## [TASKS TO CARRY OUT]
**a)** From the column about the crash on U.S. 278, list every group of people the writer says steel themselves against the emotional toll of what they see.
**b)** Rewrite as a short bulleted list the paragraph of the column about the crash that begins "That’s the way it is in newspaper work," keeping its main facts.

## [EXTRACT PROVIDED]
• • • • •

I heard the crash that killed the Hilton Head teacher. I won’t turn at that light again.
It was awful, and I knew it instantly.
I was working at my desk Tuesday afternoon when I heard it.
It was a deep, dull boom — loud enough to jerk me to attention, and I was a long way from it.
Then I heard screeching tires and I knew what the sound was.
It was a collision on U.S. 278 at Buck Island Road in Bluffton, outside The Island Packet’s offices.
That sound won’t be leaving my mind for a long time, if ever.
That’s the way it is in newspaper work. I can ride around peaceful streets on Hilton Head Island and Bluffton and be the only one on the road to see images that never go away. Like the spot at the edge of the highway where a woman’s shoe was left after she had been hit by a car. Or I see that tree where tape from a cassette player dangled like Christmas tinsel the morning after a speeding teenager hit the tree and was killed.
I know police and EMTs — and newspaper people — steel themselves against the emotional toll of the sights they see.
In this case, they all responded quickly and tried their hardest. They brought in a helicopter to get the worst case to the right hospital as quickly as possible.
But that awful thud got much worse the next day when we learned the collision had claimed the life of a young school teacher and her unborn baby. Her husband was driving. They say there was nothing he could have done to avoid the collision.
Everyone involved would do anything to turn that clock back a half minute and prevent that awful thud.
I go through that crossing every morning coming to work.

• • • • •

## [MATERIAL SUPPLIED]
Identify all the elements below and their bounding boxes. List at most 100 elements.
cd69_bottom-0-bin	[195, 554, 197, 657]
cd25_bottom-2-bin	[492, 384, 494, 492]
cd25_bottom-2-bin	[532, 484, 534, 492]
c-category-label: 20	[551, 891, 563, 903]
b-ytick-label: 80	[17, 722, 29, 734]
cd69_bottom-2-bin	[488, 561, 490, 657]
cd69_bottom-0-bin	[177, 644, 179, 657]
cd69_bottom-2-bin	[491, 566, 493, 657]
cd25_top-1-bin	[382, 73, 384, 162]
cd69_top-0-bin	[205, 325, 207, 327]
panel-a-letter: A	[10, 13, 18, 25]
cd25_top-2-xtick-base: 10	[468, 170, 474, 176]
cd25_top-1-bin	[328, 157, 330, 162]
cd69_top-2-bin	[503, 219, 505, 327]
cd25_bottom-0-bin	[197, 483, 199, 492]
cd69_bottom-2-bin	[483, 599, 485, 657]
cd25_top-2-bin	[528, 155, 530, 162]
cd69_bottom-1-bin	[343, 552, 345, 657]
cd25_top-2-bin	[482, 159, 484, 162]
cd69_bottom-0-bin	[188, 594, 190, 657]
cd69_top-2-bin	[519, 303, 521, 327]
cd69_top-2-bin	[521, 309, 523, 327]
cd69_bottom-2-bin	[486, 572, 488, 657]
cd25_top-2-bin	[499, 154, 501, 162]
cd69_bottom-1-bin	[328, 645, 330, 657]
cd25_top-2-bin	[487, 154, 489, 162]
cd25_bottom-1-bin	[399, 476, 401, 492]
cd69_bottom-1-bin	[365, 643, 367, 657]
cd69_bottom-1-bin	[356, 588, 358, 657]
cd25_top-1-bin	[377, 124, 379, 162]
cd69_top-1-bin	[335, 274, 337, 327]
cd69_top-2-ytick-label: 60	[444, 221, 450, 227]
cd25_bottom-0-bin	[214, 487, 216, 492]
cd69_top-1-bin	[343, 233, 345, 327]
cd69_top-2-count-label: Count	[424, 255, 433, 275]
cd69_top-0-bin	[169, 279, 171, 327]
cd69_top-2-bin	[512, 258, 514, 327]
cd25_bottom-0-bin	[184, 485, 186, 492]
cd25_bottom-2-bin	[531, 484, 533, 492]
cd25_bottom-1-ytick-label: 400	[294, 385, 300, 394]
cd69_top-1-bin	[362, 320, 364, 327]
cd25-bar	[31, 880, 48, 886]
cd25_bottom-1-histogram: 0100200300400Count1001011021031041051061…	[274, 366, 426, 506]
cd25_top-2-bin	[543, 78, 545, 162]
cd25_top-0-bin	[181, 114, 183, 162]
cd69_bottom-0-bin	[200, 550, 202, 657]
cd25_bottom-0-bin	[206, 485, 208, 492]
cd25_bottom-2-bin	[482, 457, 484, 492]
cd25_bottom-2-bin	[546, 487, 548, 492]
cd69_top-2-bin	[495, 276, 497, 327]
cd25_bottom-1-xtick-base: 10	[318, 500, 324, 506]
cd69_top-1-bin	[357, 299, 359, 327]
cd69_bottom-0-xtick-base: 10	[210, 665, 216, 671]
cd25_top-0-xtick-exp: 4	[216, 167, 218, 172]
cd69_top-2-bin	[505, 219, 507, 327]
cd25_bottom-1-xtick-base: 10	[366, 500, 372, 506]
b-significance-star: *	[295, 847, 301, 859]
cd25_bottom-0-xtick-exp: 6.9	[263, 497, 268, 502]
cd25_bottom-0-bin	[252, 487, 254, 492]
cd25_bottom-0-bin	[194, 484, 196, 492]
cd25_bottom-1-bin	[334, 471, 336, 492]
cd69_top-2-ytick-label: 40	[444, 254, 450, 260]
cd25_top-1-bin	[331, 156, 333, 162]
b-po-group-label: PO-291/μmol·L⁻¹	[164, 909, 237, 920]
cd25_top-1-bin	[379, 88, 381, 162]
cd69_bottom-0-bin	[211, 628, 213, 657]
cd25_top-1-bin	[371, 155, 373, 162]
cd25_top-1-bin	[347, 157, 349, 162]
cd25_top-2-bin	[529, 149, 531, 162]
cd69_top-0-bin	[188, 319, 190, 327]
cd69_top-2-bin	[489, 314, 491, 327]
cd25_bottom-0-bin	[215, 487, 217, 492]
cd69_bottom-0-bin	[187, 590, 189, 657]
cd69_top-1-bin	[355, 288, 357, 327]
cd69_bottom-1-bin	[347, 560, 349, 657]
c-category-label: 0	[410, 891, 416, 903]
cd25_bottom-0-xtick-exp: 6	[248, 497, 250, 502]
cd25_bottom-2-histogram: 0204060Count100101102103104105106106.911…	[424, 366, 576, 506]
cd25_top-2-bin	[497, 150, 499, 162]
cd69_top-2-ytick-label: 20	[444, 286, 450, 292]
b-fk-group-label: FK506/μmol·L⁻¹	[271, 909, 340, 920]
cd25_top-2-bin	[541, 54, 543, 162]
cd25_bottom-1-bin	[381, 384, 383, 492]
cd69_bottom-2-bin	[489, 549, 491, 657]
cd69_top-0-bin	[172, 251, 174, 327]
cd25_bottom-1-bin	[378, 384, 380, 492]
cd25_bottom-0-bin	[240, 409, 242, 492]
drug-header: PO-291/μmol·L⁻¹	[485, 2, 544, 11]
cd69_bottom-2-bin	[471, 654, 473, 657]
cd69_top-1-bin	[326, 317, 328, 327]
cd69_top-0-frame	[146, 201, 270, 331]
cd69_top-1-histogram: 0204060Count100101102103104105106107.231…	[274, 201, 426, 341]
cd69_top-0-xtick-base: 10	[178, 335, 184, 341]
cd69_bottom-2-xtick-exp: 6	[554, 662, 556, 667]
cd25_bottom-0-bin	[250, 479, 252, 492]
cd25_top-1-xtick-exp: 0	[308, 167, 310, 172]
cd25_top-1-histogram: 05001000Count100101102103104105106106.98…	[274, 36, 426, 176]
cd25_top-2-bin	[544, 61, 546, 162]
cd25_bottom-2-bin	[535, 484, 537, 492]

• • • • •

## [ANSWERS PROVIDED]
**a)**
- Police
- EMTs
- Newspaper people

**b)**
- In newspaper work, the writer can drive through peaceful streets on Hilton Head Island and Bluffton and be the only one on the road to see images that never go away.
- One is the spot at the highway's edge where a woman's shoe was left after a car hit her.
- Another is a tree where cassette tape dangled like Christmas tinsel the morning after a speeding teenager hit it and was killed.